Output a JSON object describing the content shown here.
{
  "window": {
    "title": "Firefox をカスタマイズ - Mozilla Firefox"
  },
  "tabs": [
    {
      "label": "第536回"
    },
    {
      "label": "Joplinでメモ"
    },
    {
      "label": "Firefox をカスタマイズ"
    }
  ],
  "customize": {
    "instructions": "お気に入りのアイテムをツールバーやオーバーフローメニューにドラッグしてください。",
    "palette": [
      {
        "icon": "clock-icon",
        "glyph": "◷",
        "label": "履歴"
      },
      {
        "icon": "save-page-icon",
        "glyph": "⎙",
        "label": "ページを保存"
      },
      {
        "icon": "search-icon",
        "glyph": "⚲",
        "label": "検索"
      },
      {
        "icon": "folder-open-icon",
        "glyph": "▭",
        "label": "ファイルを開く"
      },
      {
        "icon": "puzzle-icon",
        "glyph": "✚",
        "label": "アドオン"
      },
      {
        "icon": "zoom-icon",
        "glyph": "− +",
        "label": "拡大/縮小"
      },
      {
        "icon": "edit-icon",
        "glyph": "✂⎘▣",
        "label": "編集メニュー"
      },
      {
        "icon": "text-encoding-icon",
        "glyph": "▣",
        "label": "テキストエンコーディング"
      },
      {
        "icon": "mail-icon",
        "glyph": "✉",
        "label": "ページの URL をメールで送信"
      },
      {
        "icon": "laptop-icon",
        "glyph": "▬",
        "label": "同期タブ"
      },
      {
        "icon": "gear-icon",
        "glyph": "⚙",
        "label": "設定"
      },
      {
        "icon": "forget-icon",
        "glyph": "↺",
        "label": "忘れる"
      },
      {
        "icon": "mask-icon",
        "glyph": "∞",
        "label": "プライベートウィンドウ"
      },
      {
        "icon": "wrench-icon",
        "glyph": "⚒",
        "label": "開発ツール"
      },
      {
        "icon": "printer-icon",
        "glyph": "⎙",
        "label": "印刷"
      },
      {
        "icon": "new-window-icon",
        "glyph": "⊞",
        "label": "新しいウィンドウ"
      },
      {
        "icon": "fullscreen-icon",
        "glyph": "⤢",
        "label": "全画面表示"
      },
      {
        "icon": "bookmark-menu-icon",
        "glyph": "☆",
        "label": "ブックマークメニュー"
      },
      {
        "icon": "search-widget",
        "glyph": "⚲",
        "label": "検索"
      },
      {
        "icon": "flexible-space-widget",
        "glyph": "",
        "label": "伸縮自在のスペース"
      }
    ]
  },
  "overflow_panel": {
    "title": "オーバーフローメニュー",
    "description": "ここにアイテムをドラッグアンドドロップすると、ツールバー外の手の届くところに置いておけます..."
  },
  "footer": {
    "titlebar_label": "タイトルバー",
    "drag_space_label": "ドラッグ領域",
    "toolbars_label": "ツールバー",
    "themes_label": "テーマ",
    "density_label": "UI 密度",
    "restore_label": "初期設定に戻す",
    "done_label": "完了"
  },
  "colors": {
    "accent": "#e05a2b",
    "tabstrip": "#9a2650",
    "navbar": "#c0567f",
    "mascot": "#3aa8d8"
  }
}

### EXERCISE INSTRUCTIONS
Lines that hold the word "Firefox" are the ones to return, every one of them.

### WRITTEN REPLY
    "title": "Firefox をカスタマイズ - Mozilla Firefox"
      "label": "Firefox をカスタマイズ"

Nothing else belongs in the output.